# [Exercise prompt]
Filter the listing below, copying every line in which the word "Average" appears.

Entries with figure data
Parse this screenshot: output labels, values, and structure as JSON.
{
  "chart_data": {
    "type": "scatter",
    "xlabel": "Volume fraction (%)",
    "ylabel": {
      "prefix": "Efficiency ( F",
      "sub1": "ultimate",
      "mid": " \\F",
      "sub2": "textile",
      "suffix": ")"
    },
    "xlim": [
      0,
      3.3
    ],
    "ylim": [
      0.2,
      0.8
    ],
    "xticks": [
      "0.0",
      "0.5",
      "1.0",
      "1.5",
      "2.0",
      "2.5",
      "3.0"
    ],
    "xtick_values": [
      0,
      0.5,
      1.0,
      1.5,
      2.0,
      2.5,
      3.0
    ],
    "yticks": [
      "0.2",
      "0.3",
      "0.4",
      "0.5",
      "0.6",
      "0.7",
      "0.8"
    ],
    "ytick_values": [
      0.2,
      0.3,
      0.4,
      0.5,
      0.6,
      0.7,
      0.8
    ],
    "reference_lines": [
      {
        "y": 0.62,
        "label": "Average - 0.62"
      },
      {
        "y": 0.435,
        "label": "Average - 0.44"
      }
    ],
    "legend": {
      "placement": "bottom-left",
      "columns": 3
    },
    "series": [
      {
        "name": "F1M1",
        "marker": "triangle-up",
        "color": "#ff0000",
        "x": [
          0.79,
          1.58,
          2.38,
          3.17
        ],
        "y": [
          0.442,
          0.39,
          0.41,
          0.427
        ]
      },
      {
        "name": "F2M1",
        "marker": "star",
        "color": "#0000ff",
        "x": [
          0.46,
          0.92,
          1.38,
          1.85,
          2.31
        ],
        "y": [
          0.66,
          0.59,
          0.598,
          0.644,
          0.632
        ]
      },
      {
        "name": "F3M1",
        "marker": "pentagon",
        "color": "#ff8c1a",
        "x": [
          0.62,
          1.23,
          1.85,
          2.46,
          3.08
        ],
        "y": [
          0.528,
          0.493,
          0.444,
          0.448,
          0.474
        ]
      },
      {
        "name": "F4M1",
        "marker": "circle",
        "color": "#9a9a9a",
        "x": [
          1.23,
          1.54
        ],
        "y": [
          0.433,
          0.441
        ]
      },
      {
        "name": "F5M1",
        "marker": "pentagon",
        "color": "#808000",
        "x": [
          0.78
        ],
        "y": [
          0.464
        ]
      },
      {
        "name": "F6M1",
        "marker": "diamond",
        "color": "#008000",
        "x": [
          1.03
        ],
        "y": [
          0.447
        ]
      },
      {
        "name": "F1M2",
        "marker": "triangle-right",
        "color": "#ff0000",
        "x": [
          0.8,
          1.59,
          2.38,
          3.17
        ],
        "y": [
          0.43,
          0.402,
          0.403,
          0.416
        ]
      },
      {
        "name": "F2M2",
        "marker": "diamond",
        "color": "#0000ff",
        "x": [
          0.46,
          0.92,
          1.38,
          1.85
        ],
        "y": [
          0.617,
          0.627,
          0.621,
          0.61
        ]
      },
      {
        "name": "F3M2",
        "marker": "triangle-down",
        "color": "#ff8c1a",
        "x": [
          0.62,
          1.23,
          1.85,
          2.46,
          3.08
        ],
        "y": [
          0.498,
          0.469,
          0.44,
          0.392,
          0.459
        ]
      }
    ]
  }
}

# [The reply]
        "label": "Average - 0.62"
        "label": "Average - 0.44"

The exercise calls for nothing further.